>> START The data
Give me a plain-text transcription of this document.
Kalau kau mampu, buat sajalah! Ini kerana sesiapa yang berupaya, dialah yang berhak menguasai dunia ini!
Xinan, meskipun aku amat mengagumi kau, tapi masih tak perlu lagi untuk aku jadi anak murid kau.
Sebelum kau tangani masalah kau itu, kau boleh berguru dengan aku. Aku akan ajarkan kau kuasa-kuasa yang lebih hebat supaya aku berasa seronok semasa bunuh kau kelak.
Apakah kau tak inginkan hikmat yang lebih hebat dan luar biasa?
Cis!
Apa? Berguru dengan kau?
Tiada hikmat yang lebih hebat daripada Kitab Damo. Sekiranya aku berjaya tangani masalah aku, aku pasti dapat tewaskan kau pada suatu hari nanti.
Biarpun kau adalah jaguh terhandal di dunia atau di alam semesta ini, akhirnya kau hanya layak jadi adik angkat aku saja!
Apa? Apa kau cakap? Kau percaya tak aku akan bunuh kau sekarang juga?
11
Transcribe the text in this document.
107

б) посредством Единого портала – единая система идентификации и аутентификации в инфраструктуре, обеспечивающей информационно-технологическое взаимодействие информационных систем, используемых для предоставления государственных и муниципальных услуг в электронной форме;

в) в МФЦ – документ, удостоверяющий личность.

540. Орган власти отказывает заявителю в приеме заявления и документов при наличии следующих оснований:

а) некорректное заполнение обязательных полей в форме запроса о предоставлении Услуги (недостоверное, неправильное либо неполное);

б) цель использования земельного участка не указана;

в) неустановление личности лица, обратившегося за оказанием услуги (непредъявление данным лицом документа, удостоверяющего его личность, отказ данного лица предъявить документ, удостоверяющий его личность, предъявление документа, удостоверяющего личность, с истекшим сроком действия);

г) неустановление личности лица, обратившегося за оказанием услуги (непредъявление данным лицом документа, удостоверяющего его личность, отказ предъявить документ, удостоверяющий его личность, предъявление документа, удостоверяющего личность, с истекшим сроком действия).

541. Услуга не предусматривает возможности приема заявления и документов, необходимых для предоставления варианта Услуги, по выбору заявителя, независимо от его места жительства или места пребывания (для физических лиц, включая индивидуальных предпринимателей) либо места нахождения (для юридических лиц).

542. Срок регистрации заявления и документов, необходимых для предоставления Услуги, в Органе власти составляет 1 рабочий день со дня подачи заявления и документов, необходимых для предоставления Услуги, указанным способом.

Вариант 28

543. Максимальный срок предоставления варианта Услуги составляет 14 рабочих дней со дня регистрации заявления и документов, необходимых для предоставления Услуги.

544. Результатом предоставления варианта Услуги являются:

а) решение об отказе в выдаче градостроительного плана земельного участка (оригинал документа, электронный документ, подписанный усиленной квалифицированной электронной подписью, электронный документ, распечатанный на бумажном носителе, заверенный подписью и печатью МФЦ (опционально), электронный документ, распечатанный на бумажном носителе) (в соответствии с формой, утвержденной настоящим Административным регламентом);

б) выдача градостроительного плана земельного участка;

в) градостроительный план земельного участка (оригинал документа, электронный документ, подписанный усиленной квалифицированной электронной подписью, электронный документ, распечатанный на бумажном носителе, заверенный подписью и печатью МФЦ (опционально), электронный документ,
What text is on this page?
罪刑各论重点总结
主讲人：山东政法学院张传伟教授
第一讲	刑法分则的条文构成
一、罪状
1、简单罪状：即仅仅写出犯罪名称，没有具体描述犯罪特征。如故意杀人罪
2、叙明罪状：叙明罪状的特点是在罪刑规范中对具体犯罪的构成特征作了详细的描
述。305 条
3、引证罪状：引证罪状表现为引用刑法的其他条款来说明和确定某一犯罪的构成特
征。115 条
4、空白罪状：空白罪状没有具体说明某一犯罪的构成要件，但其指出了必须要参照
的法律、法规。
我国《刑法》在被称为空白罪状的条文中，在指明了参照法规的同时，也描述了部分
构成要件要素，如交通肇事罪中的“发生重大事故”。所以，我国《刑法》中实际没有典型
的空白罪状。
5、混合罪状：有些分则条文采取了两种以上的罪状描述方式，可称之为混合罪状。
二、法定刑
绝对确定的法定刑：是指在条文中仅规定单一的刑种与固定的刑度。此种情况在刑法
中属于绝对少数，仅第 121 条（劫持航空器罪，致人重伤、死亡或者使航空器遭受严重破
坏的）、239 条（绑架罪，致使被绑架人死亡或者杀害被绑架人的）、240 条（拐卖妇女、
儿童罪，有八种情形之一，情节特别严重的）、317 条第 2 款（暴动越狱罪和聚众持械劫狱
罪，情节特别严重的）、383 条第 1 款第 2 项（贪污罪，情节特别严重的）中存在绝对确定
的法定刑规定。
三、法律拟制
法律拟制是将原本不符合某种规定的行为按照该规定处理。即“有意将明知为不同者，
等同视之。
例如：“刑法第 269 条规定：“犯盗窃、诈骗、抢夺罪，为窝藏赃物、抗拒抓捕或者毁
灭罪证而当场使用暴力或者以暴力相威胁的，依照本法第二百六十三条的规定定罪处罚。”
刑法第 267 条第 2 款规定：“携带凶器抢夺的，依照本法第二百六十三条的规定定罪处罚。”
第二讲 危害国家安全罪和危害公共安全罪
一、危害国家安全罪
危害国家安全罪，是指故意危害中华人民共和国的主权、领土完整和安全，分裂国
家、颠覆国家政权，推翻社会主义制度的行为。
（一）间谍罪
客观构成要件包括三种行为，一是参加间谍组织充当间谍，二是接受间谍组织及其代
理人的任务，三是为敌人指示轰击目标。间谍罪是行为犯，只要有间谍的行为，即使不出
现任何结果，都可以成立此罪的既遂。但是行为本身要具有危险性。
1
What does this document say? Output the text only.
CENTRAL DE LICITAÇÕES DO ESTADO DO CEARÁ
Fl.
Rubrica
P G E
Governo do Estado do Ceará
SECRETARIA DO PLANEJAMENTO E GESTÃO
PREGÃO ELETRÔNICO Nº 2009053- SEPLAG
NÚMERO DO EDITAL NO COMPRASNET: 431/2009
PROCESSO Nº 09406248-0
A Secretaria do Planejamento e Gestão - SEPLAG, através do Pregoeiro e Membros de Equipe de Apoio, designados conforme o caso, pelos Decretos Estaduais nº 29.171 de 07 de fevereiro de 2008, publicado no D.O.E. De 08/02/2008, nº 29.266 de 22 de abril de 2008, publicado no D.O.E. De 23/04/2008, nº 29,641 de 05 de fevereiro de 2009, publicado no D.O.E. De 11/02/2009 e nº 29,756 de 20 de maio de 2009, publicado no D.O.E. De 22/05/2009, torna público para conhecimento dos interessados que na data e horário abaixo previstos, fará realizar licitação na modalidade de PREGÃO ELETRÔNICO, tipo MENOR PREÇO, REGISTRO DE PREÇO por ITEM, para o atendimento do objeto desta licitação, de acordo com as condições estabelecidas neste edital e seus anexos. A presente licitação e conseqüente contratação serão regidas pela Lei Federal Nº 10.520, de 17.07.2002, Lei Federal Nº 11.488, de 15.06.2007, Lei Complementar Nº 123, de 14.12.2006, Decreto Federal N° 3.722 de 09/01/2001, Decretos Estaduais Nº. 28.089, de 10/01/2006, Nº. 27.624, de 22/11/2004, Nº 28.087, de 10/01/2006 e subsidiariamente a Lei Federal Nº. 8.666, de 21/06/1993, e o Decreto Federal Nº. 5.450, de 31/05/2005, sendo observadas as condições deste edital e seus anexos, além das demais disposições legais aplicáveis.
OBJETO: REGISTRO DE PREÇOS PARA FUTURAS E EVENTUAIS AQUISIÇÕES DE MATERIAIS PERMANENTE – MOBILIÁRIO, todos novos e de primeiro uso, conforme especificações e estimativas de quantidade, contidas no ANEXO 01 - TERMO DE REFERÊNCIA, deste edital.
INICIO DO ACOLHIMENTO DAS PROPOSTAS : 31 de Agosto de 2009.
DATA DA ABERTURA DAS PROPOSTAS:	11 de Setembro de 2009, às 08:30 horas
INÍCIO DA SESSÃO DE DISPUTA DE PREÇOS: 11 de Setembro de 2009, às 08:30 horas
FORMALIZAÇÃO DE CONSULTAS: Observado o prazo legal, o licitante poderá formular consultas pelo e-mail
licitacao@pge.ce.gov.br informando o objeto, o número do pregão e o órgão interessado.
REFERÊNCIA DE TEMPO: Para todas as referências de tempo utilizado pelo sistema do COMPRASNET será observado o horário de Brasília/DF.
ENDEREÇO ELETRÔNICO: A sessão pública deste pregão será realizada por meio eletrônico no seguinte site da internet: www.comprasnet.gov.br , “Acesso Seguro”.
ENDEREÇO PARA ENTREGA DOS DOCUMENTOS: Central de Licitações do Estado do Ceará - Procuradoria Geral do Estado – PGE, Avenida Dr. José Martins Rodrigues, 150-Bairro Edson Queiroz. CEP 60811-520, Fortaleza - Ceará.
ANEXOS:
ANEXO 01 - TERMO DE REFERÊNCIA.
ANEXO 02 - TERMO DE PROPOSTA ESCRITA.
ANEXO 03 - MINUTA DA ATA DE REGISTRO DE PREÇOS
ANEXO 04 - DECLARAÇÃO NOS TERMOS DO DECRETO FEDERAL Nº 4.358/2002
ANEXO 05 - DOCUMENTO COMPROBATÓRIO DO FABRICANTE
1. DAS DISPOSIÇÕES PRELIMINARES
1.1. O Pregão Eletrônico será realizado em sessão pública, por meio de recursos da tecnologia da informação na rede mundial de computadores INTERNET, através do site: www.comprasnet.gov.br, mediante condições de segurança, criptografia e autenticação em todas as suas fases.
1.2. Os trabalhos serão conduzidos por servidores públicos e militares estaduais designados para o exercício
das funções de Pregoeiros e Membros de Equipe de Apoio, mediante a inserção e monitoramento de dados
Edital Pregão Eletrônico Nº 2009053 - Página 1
>> END The data
■ Objective ■
Filter lines by "dunia" and return each hit.

■ The response ■
Kalau kau mampu, buat sajalah! Ini kerana sesiapa yang berupaya, dialah yang berhak menguasai dunia ini!
Biarpun kau adalah jaguh terhandal di dunia atau di alam semesta ini, akhirnya kau hanya layak jadi adik angkat aku saja!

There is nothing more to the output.